Find every line in the material that contains the string "garch", matching case exactly, and copy each of those lines.

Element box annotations
## begin

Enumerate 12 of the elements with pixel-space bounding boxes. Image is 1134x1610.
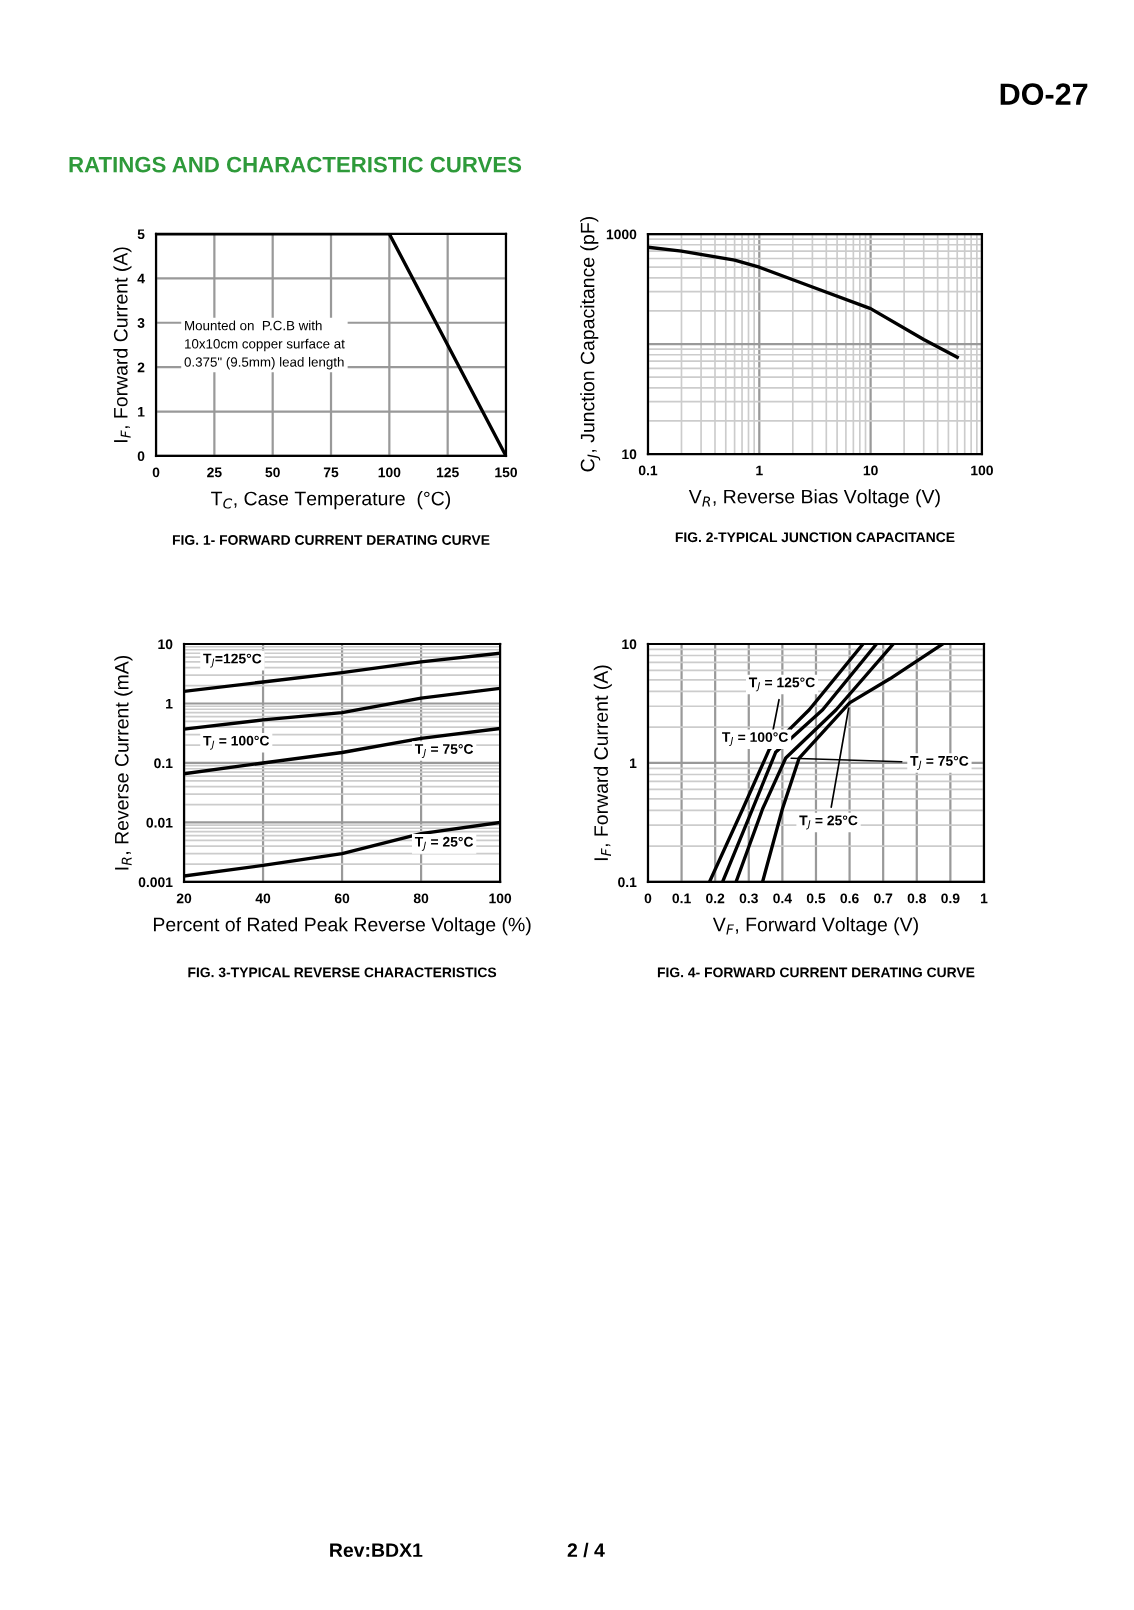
text: RATINGS AND CHARACTERISTIC CURVES	[69, 156, 522, 173]
text: 2 / 4	[567, 1542, 605, 1558]
y-axis-title: I$_{F}$, Forward Current (A)	[593, 665, 612, 861]
x-axis-title: Percent of Rated Peak Reverse Voltage (%)	[153, 917, 531, 936]
y-axis-title: I$_{F}$, Forward Current (A)	[113, 247, 132, 443]
y-axis-title: C$_{J}$, Junction Capacitance (pF)	[580, 217, 601, 472]
x-axis-title: V$_{F}$, Forward Voltage (V)	[712, 917, 918, 936]
text: DO-27	[1000, 83, 1088, 105]
text: Rev:BDX1	[330, 1543, 423, 1558]
y-axis-title: I$_{R}$, Reverse Current (mA)	[114, 655, 133, 870]
x-axis-title: V$_{R}$, Reverse Bias Voltage (V)	[688, 489, 940, 508]
x-axis-title: T$_{C}$, Case Temperature (°C)	[211, 491, 451, 510]
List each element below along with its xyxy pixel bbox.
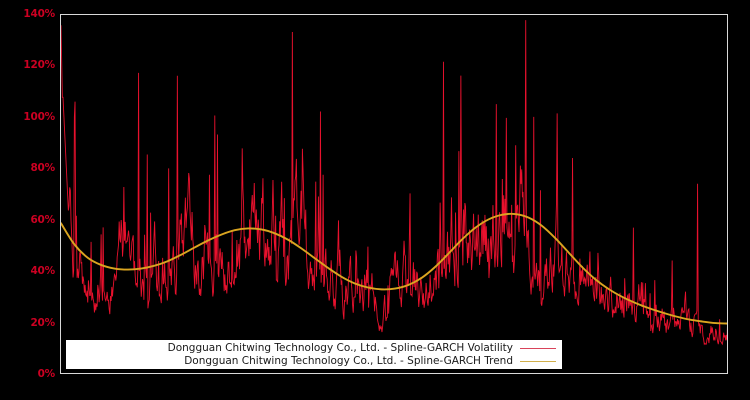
y-tick-80: 80% xyxy=(30,162,55,175)
chart-canvas xyxy=(61,20,727,346)
trend-series-group xyxy=(61,212,727,325)
y-tick-40: 40% xyxy=(30,265,55,278)
plot-area xyxy=(60,14,728,374)
y-axis-tick-labels: 0% 20% 40% 60% 80% 100% 120% 140% xyxy=(0,0,55,400)
legend-label-trend: Dongguan Chitwing Technology Co., Ltd. -… xyxy=(184,354,513,367)
y-tick-120: 120% xyxy=(23,59,55,72)
spline-garch-volatility-line xyxy=(61,20,727,346)
y-tick-60: 60% xyxy=(30,213,55,226)
legend-line-sample-trend xyxy=(520,360,556,362)
legend-line-sample-volatility xyxy=(520,347,556,349)
legend-entry-volatility: Dongguan Chitwing Technology Co., Ltd. -… xyxy=(66,342,562,355)
y-tick-140: 140% xyxy=(23,8,55,20)
legend-entry-trend: Dongguan Chitwing Technology Co., Ltd. -… xyxy=(66,355,562,368)
spline-garch-trend-line xyxy=(61,212,727,325)
legend-label-volatility: Dongguan Chitwing Technology Co., Ltd. -… xyxy=(167,341,513,354)
y-tick-20: 20% xyxy=(30,316,55,329)
y-tick-0: 0% xyxy=(37,368,56,380)
y-tick-100: 100% xyxy=(23,110,55,123)
chart-legend: Dongguan Chitwing Technology Co., Ltd. -… xyxy=(66,340,562,369)
volatility-series-group xyxy=(61,20,727,346)
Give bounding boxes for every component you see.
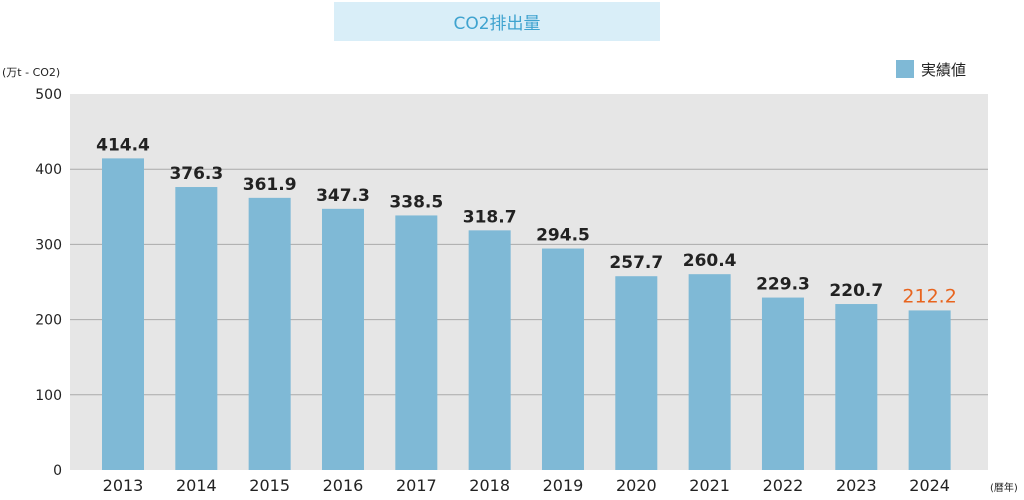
value-label-2019: 294.5 (536, 226, 590, 246)
x-tick-label-2024: 2024 (909, 476, 950, 495)
x-tick-label-2016: 2016 (323, 476, 364, 495)
x-tick-label-2020: 2020 (616, 476, 657, 495)
x-axis-label: (暦年) (990, 481, 1018, 494)
x-tick-label-2015: 2015 (249, 476, 290, 495)
chart-title: CO2排出量 (453, 14, 541, 34)
value-label-2018: 318.7 (463, 207, 517, 227)
bar-2020 (615, 276, 658, 470)
y-tick-label: 300 (35, 237, 62, 253)
x-tick-label-2017: 2017 (396, 476, 437, 495)
y-tick-label: 400 (35, 162, 62, 178)
value-label-2023: 220.7 (829, 281, 883, 301)
bar-2014 (175, 187, 218, 470)
x-tick-label-2014: 2014 (176, 476, 217, 495)
bar-2018 (468, 230, 511, 470)
bar-2021 (688, 274, 731, 470)
y-tick-label: 0 (53, 463, 62, 479)
x-tick-label-2021: 2021 (689, 476, 730, 495)
value-label-2015: 361.9 (243, 175, 297, 195)
value-label-2017: 338.5 (389, 192, 443, 212)
bar-2013 (102, 158, 144, 470)
bar-2019 (541, 248, 584, 470)
value-label-2024: 212.2 (902, 285, 956, 307)
bar-2022 (761, 297, 804, 470)
y-axis-label: (万t - CO2) (2, 66, 60, 79)
plot-background (70, 94, 988, 470)
bar-2015 (248, 197, 291, 470)
x-tick-label-2022: 2022 (763, 476, 804, 495)
value-label-2014: 376.3 (169, 164, 223, 184)
x-tick-label-2013: 2013 (103, 476, 144, 495)
y-tick-label: 500 (35, 87, 62, 103)
x-tick-label-2019: 2019 (543, 476, 584, 495)
bar-2024 (908, 310, 951, 470)
x-tick-label-2018: 2018 (469, 476, 510, 495)
value-label-2021: 260.4 (683, 251, 737, 271)
y-tick-label: 200 (35, 313, 62, 329)
legend-swatch (896, 60, 914, 78)
value-label-2016: 347.3 (316, 186, 370, 206)
legend-label: 実績値 (921, 61, 966, 79)
bar-2023 (835, 304, 878, 470)
bar-2016 (321, 208, 364, 471)
value-label-2013: 414.4 (96, 135, 150, 155)
x-tick-label-2023: 2023 (836, 476, 877, 495)
chart-title-box: CO2排出量 (334, 2, 660, 41)
bar-2017 (395, 215, 438, 470)
y-tick-label: 100 (35, 388, 62, 404)
value-label-2020: 257.7 (609, 253, 663, 273)
value-label-2022: 229.3 (756, 275, 810, 295)
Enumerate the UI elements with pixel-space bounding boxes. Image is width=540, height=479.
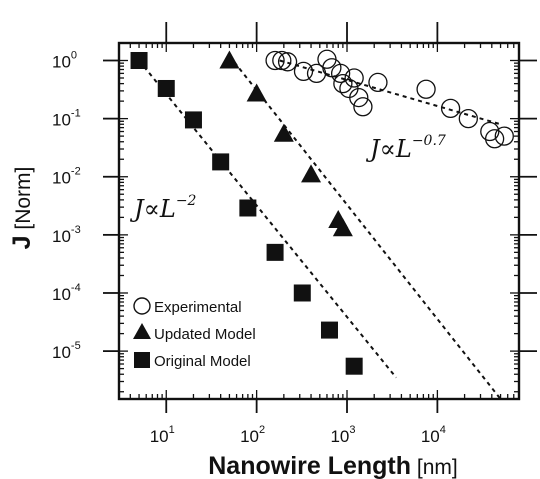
point-experimental bbox=[368, 72, 388, 93]
point-experimental bbox=[265, 50, 285, 71]
point-original-model bbox=[130, 51, 148, 69]
point-experimental bbox=[344, 68, 364, 88]
fit-line-0 bbox=[279, 59, 501, 126]
point-original-model bbox=[320, 321, 338, 339]
x-axis-title: Nanowire Length [nm] bbox=[208, 452, 457, 479]
point-experimental bbox=[458, 108, 478, 129]
point-original-model bbox=[345, 357, 363, 375]
point-experimental bbox=[349, 87, 369, 108]
y-tick-label: 10-5 bbox=[52, 340, 81, 362]
point-experimental bbox=[333, 73, 353, 94]
point-updated-model bbox=[219, 50, 240, 69]
point-original-model bbox=[184, 111, 202, 129]
axis-ticks bbox=[103, 22, 537, 413]
point-experimental bbox=[480, 121, 500, 142]
point-experimental bbox=[440, 98, 461, 119]
point-original-model bbox=[157, 79, 175, 97]
y-tick-label: 10-1 bbox=[52, 108, 81, 130]
legend-triangle-icon bbox=[133, 323, 151, 339]
legend-label-original-model: Original Model bbox=[154, 353, 251, 370]
y-axis-title: J [Norm] bbox=[8, 167, 36, 250]
y-tick-label: 10-3 bbox=[52, 224, 81, 246]
fit-line-1 bbox=[228, 55, 502, 400]
point-experimental bbox=[353, 97, 373, 117]
point-original-model bbox=[293, 284, 311, 302]
x-tick-label: 101 bbox=[150, 424, 175, 446]
point-original-model bbox=[266, 243, 284, 261]
y-tick-label: 10-4 bbox=[52, 282, 81, 304]
point-experimental bbox=[416, 79, 436, 99]
annotation-L-minus-0.7: J∝L−0.7 bbox=[365, 133, 446, 163]
x-tick-label: 102 bbox=[240, 424, 265, 446]
point-experimental bbox=[484, 129, 505, 149]
legend-open-circle-icon bbox=[133, 297, 151, 315]
fit-lines bbox=[138, 55, 502, 400]
point-original-model bbox=[239, 199, 257, 217]
x-tick-label: 103 bbox=[330, 424, 355, 446]
point-experimental bbox=[293, 61, 314, 82]
legend-label-experimental: Experimental bbox=[154, 299, 242, 316]
point-updated-model bbox=[246, 83, 267, 102]
annotation-L-minus-2: J∝L−2 bbox=[129, 193, 197, 223]
point-updated-model bbox=[273, 123, 294, 142]
point-original-model bbox=[212, 153, 230, 171]
legend-square-icon bbox=[134, 352, 150, 368]
y-tick-label: 10-2 bbox=[52, 166, 81, 188]
tick-labels: 101 102 103 104 100 10-1 10-2 10-3 10-4 10-5 bbox=[52, 49, 446, 446]
point-experimental bbox=[277, 52, 298, 72]
x-tick-label: 104 bbox=[421, 424, 446, 446]
data-points bbox=[130, 49, 514, 375]
point-experimental bbox=[330, 63, 351, 84]
y-tick-label: 100 bbox=[52, 49, 77, 71]
legend-label-updated-model: Updated Model bbox=[154, 326, 256, 343]
plot-frame bbox=[117, 41, 521, 401]
point-experimental bbox=[494, 126, 514, 146]
legend: Experimental Updated Model Original Mode… bbox=[133, 297, 256, 370]
point-experimental bbox=[339, 78, 359, 99]
point-updated-model bbox=[301, 164, 322, 183]
point-updated-model bbox=[332, 218, 353, 237]
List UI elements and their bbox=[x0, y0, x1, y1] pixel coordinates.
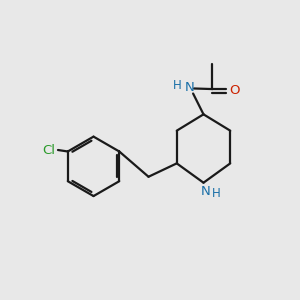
Text: N: N bbox=[184, 81, 194, 94]
Text: N: N bbox=[201, 184, 211, 197]
Text: H: H bbox=[173, 79, 182, 92]
Text: H: H bbox=[212, 187, 220, 200]
Text: O: O bbox=[230, 84, 240, 97]
Text: Cl: Cl bbox=[43, 143, 56, 157]
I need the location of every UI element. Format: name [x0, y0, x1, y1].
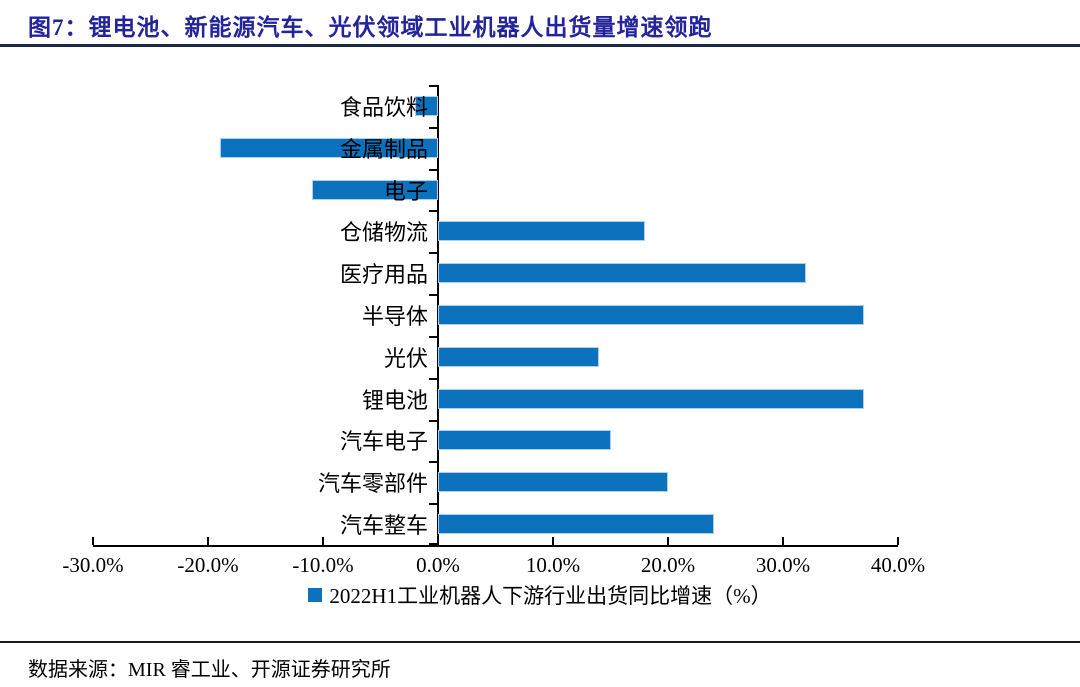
legend-swatch-icon: [308, 588, 323, 602]
x-axis-label: 10.0%: [525, 553, 581, 577]
category-label: 汽车零部件: [317, 471, 428, 497]
footer-divider: [0, 641, 1080, 643]
legend-label: 2022H1工业机器人下游行业出货同比增速（%）: [329, 584, 772, 608]
x-axis-tick: [552, 537, 554, 545]
x-axis-label: -10.0%: [292, 553, 354, 577]
plot-area: 食品饮料金属制品电子仓储物流医疗用品半导体光伏锂电池汽车电子汽车零部件汽车整车: [92, 85, 899, 547]
category-label: 汽车电子: [339, 429, 428, 455]
y-axis-tick: [429, 294, 437, 297]
x-axis-tick: [667, 537, 669, 545]
legend: 2022H1工业机器人下游行业出货同比增速（%）: [0, 580, 1080, 610]
x-axis-tick: [92, 537, 94, 545]
category-label: 金属制品: [339, 136, 428, 162]
y-axis-tick: [429, 461, 437, 464]
category-label: 仓储物流: [339, 220, 428, 246]
y-axis-tick: [429, 168, 437, 171]
y-axis-tick: [429, 503, 437, 506]
bar-医疗用品: [438, 263, 806, 284]
y-axis-tick: [429, 126, 437, 129]
bar-锂电池: [438, 388, 864, 409]
y-axis-tick: [429, 419, 437, 422]
bar-仓储物流: [438, 221, 645, 242]
x-axis-tick: [897, 537, 899, 545]
x-axis-label: 20.0%: [640, 553, 696, 577]
bar-汽车电子: [438, 430, 611, 451]
bar-汽车整车: [438, 514, 714, 535]
y-axis-tick: [429, 252, 437, 255]
figure-title: 图7：锂电池、新能源汽车、光伏领域工业机器人出货量增速领跑: [28, 15, 713, 40]
x-axis-label: 30.0%: [755, 553, 811, 577]
category-label: 医疗用品: [339, 262, 428, 288]
x-axis-label: 0.0%: [416, 553, 460, 577]
x-axis-tick: [437, 537, 439, 545]
y-axis-tick: [429, 543, 437, 545]
x-axis-tick: [782, 537, 784, 545]
bar-chart: 食品饮料 金属制品 电子 仓储物流 医疗用品 半导体 光伏 锂电池 汽车电子 汽车零部件 汽车整车 …: [0, 48, 1080, 608]
x-axis-label: -30.0%: [62, 553, 124, 577]
y-axis-tick: [429, 210, 437, 213]
category-label: 光伏: [383, 345, 428, 371]
title-underline: [0, 44, 1080, 47]
bar-食品饮料: [415, 95, 438, 116]
y-axis-tick: [429, 335, 437, 338]
x-axis-tick: [207, 537, 209, 545]
category-label: 电子: [383, 178, 428, 204]
bar-光伏: [438, 346, 599, 367]
category-label: 半导体: [361, 304, 428, 329]
x-axis-label: -20.0%: [177, 553, 239, 577]
category-label: 食品饮料: [339, 94, 428, 120]
data-source: 数据来源：MIR 睿工业、开源证券研究所: [28, 659, 391, 681]
bar-金属制品: [219, 137, 438, 158]
y-axis-tick: [429, 377, 437, 380]
x-axis-tick: [322, 537, 324, 545]
category-label: 汽车整车: [339, 513, 428, 539]
bar-半导体: [438, 305, 864, 325]
y-axis-tick: [429, 85, 437, 87]
category-label: 锂电池: [361, 387, 428, 413]
x-axis-label: 40.0%: [870, 553, 926, 577]
bar-电子: [311, 179, 438, 200]
bar-汽车零部件: [438, 472, 668, 493]
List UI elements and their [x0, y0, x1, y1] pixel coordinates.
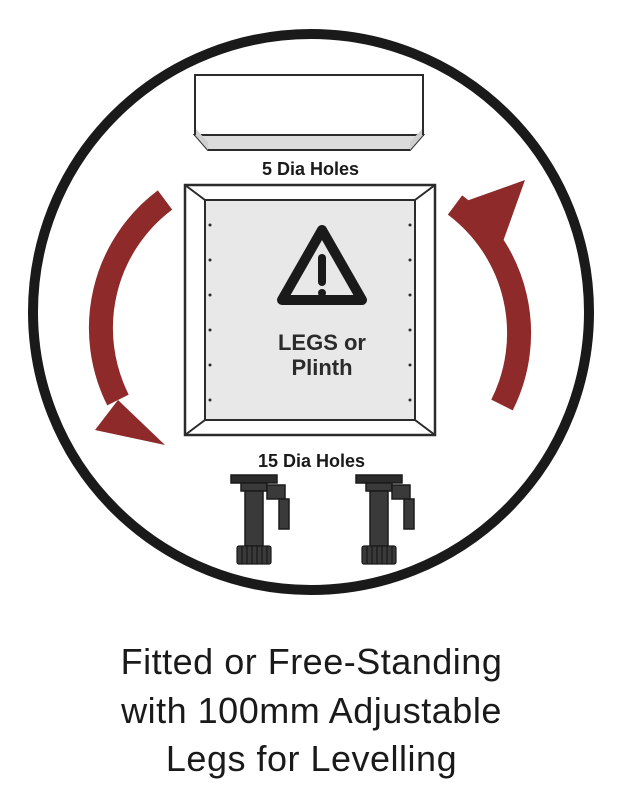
- caption-line1: Fitted or Free-Standing: [121, 641, 503, 682]
- plinth-top: [195, 75, 423, 150]
- label-center-1: LEGS or: [278, 330, 366, 355]
- caption: Fitted or Free-Standing with 100mm Adjus…: [0, 638, 623, 784]
- leg-right: [356, 475, 414, 564]
- leg-left: [231, 475, 289, 564]
- arrow-left: [95, 200, 165, 445]
- label-top-holes: 5 Dia Holes: [262, 159, 359, 179]
- diagram-wrap: 5 Dia Holes LEGS or Plinth 15 Dia Ho: [0, 0, 623, 806]
- label-bottom-holes: 15 Dia Holes: [258, 451, 365, 471]
- caption-line3: Legs for Levelling: [166, 738, 457, 779]
- caption-line2: with 100mm Adjustable: [121, 690, 502, 731]
- label-center-2: Plinth: [291, 355, 352, 380]
- diagram-svg: 5 Dia Holes LEGS or Plinth 15 Dia Ho: [0, 0, 623, 640]
- arrow-right: [455, 180, 525, 405]
- cabinet-box: [185, 185, 435, 435]
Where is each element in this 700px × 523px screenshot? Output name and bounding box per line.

## end

### Solved problem
spline-garch-volatility-line xyxy=(61,20,727,346)
spline-garch-trend-line xyxy=(61,212,727,325)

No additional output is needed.